### RECORD SET
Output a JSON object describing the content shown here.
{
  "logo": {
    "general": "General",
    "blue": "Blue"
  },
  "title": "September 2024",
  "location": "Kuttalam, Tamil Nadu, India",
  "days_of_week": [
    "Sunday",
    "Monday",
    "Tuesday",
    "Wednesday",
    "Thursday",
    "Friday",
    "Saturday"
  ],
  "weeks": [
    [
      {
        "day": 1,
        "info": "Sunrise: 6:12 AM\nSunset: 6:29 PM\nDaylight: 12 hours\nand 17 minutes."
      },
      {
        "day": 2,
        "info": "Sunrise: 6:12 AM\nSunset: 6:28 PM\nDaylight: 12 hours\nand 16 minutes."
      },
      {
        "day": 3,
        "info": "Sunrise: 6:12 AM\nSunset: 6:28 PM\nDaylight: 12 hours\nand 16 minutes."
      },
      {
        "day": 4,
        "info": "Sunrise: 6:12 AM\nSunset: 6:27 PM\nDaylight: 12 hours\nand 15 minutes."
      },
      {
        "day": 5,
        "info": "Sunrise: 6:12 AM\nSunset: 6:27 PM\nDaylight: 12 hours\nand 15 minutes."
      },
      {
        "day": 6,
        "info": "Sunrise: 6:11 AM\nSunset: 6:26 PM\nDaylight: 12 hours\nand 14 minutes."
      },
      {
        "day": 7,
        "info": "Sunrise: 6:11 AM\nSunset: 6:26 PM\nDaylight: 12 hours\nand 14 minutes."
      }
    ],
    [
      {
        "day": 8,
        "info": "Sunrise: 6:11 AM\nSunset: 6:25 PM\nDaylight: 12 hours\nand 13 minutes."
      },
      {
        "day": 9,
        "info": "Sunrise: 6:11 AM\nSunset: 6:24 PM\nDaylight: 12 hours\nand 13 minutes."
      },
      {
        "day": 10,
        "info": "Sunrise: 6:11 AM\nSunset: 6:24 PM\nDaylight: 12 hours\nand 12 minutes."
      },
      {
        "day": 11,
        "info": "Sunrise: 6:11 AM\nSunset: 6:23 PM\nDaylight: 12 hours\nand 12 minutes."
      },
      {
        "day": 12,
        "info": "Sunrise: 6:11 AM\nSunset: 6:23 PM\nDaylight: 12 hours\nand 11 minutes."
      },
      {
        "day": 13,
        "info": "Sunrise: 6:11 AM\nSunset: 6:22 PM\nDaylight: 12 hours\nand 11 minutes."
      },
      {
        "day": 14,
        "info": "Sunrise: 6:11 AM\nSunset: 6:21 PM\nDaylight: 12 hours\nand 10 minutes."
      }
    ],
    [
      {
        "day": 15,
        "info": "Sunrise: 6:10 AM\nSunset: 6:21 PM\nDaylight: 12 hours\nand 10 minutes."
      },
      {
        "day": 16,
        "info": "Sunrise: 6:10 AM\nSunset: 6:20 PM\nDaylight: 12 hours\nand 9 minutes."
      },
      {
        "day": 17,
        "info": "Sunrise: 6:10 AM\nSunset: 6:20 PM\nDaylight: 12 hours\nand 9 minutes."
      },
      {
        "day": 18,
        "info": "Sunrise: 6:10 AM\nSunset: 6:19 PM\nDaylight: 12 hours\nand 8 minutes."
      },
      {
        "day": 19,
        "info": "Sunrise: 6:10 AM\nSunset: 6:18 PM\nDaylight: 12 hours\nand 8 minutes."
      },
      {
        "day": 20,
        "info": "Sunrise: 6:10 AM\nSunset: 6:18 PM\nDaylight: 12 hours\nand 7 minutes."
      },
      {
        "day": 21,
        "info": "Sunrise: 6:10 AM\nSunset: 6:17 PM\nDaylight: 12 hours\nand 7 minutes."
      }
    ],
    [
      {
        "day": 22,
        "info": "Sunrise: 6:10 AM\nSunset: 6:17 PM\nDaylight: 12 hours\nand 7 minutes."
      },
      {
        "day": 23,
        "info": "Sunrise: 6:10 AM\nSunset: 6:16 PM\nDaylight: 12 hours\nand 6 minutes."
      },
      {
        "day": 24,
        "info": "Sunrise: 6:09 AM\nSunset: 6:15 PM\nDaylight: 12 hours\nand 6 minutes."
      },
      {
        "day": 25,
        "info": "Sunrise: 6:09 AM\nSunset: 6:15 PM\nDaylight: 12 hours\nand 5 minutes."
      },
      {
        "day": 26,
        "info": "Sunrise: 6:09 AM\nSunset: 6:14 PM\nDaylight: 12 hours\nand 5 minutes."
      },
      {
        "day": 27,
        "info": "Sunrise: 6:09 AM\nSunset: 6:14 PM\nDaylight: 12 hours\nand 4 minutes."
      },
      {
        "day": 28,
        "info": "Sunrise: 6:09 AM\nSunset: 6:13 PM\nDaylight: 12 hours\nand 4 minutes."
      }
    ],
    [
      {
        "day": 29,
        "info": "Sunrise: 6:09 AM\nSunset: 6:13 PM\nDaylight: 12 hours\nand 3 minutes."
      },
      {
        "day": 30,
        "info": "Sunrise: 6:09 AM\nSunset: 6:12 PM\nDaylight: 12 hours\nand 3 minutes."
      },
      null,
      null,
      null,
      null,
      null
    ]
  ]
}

### TO DO
Set all of the entries down again, exactly as they were given.

### ANSWER FOR THE TASK
Output a JSON object describing the content shown here.
{
  "logo": {
    "general": "General",
    "blue": "Blue"
  },
  "title": "September 2024",
  "location": "Kuttalam, Tamil Nadu, India",
  "days_of_week": [
    "Sunday",
    "Monday",
    "Tuesday",
    "Wednesday",
    "Thursday",
    "Friday",
    "Saturday"
  ],
  "weeks": [
    [
      {
        "day": 1,
        "info": "Sunrise: 6:12 AM\nSunset: 6:29 PM\nDaylight: 12 hours\nand 17 minutes."
      },
      {
        "day": 2,
        "info": "Sunrise: 6:12 AM\nSunset: 6:28 PM\nDaylight: 12 hours\nand 16 minutes."
      },
      {
        "day": 3,
        "info": "Sunrise: 6:12 AM\nSunset: 6:28 PM\nDaylight: 12 hours\nand 16 minutes."
      },
      {
        "day": 4,
        "info": "Sunrise: 6:12 AM\nSunset: 6:27 PM\nDaylight: 12 hours\nand 15 minutes."
      },
      {
        "day": 5,
        "info": "Sunrise: 6:12 AM\nSunset: 6:27 PM\nDaylight: 12 hours\nand 15 minutes."
      },
      {
        "day": 6,
        "info": "Sunrise: 6:11 AM\nSunset: 6:26 PM\nDaylight: 12 hours\nand 14 minutes."
      },
      {
        "day": 7,
        "info": "Sunrise: 6:11 AM\nSunset: 6:26 PM\nDaylight: 12 hours\nand 14 minutes."
      }
    ],
    [
      {
        "day": 8,
        "info": "Sunrise: 6:11 AM\nSunset: 6:25 PM\nDaylight: 12 hours\nand 13 minutes."
      },
      {
        "day": 9,
        "info": "Sunrise: 6:11 AM\nSunset: 6:24 PM\nDaylight: 12 hours\nand 13 minutes."
      },
      {
        "day": 10,
        "info": "Sunrise: 6:11 AM\nSunset: 6:24 PM\nDaylight: 12 hours\nand 12 minutes."
      },
      {
        "day": 11,
        "info": "Sunrise: 6:11 AM\nSunset: 6:23 PM\nDaylight: 12 hours\nand 12 minutes."
      },
      {
        "day": 12,
        "info": "Sunrise: 6:11 AM\nSunset: 6:23 PM\nDaylight: 12 hours\nand 11 minutes."
      },
      {
        "day": 13,
        "info": "Sunrise: 6:11 AM\nSunset: 6:22 PM\nDaylight: 12 hours\nand 11 minutes."
      },
      {
        "day": 14,
        "info": "Sunrise: 6:11 AM\nSunset: 6:21 PM\nDaylight: 12 hours\nand 10 minutes."
      }
    ],
    [
      {
        "day": 15,
        "info": "Sunrise: 6:10 AM\nSunset: 6:21 PM\nDaylight: 12 hours\nand 10 minutes."
      },
      {
        "day": 16,
        "info": "Sunrise: 6:10 AM\nSunset: 6:20 PM\nDaylight: 12 hours\nand 9 minutes."
      },
      {
        "day": 17,
        "info": "Sunrise: 6:10 AM\nSunset: 6:20 PM\nDaylight: 12 hours\nand 9 minutes."
      },
      {
        "day": 18,
        "info": "Sunrise: 6:10 AM\nSunset: 6:19 PM\nDaylight: 12 hours\nand 8 minutes."
      },
      {
        "day": 19,
        "info": "Sunrise: 6:10 AM\nSunset: 6:18 PM\nDaylight: 12 hours\nand 8 minutes."
      },
      {
        "day": 20,
        "info": "Sunrise: 6:10 AM\nSunset: 6:18 PM\nDaylight: 12 hours\nand 7 minutes."
      },
      {
        "day": 21,
        "info": "Sunrise: 6:10 AM\nSunset: 6:17 PM\nDaylight: 12 hours\nand 7 minutes."
      }
    ],
    [
      {
        "day": 22,
        "info": "Sunrise: 6:10 AM\nSunset: 6:17 PM\nDaylight: 12 hours\nand 7 minutes."
      },
      {
        "day": 23,
        "info": "Sunrise: 6:10 AM\nSunset: 6:16 PM\nDaylight: 12 hours\nand 6 minutes."
      },
      {
        "day": 24,
        "info": "Sunrise: 6:09 AM\nSunset: 6:15 PM\nDaylight: 12 hours\nand 6 minutes."
      },
      {
        "day": 25,
        "info": "Sunrise: 6:09 AM\nSunset: 6:15 PM\nDaylight: 12 hours\nand 5 minutes."
      },
      {
        "day": 26,
        "info": "Sunrise: 6:09 AM\nSunset: 6:14 PM\nDaylight: 12 hours\nand 5 minutes."
      },
      {
        "day": 27,
        "info": "Sunrise: 6:09 AM\nSunset: 6:14 PM\nDaylight: 12 hours\nand 4 minutes."
      },
      {
        "day": 28,
        "info": "Sunrise: 6:09 AM\nSunset: 6:13 PM\nDaylight: 12 hours\nand 4 minutes."
      }
    ],
    [
      {
        "day": 29,
        "info": "Sunrise: 6:09 AM\nSunset: 6:13 PM\nDaylight: 12 hours\nand 3 minutes."
      },
      {
        "day": 30,
        "info": "Sunrise: 6:09 AM\nSunset: 6:12 PM\nDaylight: 12 hours\nand 3 minutes."
      },
      null,
      null,
      null,
      null,
      null
    ]
  ]
}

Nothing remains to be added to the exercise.